There Has Always Been a Place for Blackness: A Black Artistry Series Statement
As we strive for a more inclusive society, we start to question the past, to reinterpret it, and to uncover the truth behind what we were taught.
Looking through the Western European perspective of celebrated painters like da Vinci, Van Gogh, Michelangelo and Picasso, we see minority figures off to the side, in the background or none to begin with. Much like the time these artworks were created, racialized bodies were portrayed as servants, caretakers and ultimately “othered.” We can understand the notion of “Other” through literary theory, including Edward Said’s Orientalism and Gayatri Chakravorty Spivak’s Can the Subaltern Speak? as people who are outside socially acceptable Western norms and do not hold the same level of status or power. This practice of isolating people for their differences perpetuates a standard of unworthiness.
One example is Picasso’s Les Demoiselles d’Avignon (1907), a painting showing five naked women, depicted with flat and jagged lines, with two figures on the right whose faces are abstracted as if they are wearing African masks. African art during this time was taken away from its original geographic and artistic context to be shown across Europe. These artifacts of colonial conquests inspired an aesthetic in Western visual culture known as “primitivism,” an idealization that prompted the appropriation and exploitation of these cultures.
In response to Picasso’s Les Demoiselles d’Avignon, American conceptual artist Fred Wilson created Picasso/Whose Rules? (1991). He used a full-size photographic reproduction of the original image and placed an actual mask of the Kifwebe people on top of Picasso’s rendition of an African mask. The elongated shape and warm tone of the mask highlights the difference between what Picasso portrayed. As viewers approach the mask, they can also see through the eye slits, a monitor showing a video of Wilson looking back to return the gaze of its onlooker and to European modernism. The title of this artwork asks “whose rules,” confronting the practices of art and the utilization of African cultural motifs.
American mixed media artist Faith Ringgold also reconstructs the narrative of art history and uses Picasso’s Les Demoiselles d’Avignon in her quilt story, Picasso’s Studio: The French Collection Part I, #7 (1991). Ringgold creates a new scene where the Black female body—a fictional African-American woman and artist named Willia Marie Simone—takes the centre, challenging the history of Western art and its male European gaze. Along the border of the quilt, viewers can read messages Simone shares to her aunt, describing jarring instances of African masks in Picasso’s studio talking to her and reflections of becoming an artist. Picasso’s Studio: The French Collection Part I, #7 blurs the lines between the representation of Africa and Black bodies in art and the physical experience of the white male gaze upon Black bodies.

● **Work order A**:
List every artwork that the Black Artistry Series statement names by title, with its year.
● **Work order B**:
According to the Black Artistry Series statement, whose mask did Fred Wilson place on top of Picasso's rendition of an African mask?

● **Records excerpted from a collection**:
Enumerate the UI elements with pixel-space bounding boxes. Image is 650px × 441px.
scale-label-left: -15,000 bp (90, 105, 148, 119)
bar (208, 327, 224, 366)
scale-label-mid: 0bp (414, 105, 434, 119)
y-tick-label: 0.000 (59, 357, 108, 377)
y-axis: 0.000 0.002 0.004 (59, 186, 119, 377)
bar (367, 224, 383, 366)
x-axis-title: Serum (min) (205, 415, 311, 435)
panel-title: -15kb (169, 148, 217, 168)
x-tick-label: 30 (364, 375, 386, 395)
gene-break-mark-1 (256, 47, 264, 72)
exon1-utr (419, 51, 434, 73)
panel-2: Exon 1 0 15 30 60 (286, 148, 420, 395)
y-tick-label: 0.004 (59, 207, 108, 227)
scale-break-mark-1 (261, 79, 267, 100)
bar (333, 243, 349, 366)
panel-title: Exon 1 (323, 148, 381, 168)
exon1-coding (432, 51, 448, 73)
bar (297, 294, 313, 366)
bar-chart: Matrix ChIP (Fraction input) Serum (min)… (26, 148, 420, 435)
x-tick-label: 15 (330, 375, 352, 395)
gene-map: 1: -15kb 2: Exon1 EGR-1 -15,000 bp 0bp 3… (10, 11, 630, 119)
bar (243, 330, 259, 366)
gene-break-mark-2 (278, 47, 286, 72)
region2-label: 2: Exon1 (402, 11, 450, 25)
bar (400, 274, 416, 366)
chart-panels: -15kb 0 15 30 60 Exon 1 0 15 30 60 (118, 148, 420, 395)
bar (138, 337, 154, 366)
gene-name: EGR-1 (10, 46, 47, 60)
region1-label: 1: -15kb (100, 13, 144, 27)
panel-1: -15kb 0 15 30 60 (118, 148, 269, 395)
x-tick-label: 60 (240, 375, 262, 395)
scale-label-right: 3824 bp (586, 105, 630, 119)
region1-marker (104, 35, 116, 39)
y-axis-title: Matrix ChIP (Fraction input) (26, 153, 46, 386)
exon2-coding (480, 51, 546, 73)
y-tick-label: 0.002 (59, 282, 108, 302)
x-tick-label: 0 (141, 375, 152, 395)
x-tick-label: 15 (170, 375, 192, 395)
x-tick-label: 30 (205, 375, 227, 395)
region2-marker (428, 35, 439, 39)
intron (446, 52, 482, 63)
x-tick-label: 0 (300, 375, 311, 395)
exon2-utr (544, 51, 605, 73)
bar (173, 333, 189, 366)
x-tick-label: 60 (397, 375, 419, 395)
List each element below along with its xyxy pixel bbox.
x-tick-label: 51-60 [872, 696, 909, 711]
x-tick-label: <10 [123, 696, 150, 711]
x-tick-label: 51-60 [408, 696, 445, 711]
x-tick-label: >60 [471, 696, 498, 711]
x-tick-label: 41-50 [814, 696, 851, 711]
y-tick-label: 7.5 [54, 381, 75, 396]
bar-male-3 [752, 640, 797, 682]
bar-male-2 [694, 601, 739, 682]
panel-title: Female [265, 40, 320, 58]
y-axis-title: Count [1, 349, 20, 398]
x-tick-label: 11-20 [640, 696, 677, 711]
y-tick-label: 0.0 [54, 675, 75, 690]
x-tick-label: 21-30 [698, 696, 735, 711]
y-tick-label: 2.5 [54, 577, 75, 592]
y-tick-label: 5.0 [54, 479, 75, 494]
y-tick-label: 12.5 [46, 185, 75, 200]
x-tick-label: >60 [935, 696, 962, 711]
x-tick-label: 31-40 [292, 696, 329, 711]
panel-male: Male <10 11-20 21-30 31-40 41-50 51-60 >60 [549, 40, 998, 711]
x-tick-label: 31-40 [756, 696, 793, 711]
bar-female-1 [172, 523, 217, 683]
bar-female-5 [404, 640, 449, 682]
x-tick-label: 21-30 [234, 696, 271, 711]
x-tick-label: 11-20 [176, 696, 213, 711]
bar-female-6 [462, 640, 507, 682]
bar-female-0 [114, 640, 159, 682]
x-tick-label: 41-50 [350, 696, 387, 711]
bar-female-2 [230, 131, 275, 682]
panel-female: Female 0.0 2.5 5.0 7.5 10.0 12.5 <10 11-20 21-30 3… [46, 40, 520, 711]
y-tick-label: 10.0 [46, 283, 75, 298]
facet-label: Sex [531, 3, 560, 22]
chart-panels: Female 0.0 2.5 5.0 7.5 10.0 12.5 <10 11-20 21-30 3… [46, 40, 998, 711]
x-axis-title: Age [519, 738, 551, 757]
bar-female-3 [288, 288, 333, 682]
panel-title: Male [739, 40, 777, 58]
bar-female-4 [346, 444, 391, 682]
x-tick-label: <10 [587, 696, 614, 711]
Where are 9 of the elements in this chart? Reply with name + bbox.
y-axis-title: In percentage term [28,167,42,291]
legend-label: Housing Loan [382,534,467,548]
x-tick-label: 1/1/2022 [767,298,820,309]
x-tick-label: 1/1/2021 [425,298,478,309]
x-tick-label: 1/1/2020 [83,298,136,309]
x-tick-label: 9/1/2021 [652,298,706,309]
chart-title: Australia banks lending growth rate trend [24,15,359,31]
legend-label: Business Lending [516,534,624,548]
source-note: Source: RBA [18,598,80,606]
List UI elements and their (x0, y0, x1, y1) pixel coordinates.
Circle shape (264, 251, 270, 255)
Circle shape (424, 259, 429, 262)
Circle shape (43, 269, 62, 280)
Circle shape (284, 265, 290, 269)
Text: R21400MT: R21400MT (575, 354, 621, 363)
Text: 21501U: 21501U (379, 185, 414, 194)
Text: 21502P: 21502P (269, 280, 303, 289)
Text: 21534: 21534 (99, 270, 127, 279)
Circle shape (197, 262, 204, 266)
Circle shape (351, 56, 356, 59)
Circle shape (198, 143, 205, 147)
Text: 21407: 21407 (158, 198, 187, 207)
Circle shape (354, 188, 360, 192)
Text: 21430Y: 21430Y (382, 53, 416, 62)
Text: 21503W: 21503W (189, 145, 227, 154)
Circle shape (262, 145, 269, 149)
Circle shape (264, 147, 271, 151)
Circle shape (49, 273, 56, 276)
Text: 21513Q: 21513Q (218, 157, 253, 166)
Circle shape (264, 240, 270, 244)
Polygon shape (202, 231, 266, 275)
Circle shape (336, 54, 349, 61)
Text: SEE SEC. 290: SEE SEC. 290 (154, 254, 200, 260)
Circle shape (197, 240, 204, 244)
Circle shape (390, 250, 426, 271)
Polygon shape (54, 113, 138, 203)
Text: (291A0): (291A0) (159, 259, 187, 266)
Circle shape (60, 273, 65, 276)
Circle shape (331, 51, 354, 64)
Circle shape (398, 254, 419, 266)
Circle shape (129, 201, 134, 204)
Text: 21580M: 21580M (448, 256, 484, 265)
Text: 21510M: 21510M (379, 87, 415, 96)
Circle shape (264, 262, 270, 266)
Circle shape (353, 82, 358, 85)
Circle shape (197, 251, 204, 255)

● **Response box A**:
Les Demoiselles d'Avignon (1907)
Picasso/Whose Rules? (1991)
Picasso's Studio: The French Collection Part I, #7 (1991)

● **Response box B**:
A mask of the Kifwebe people.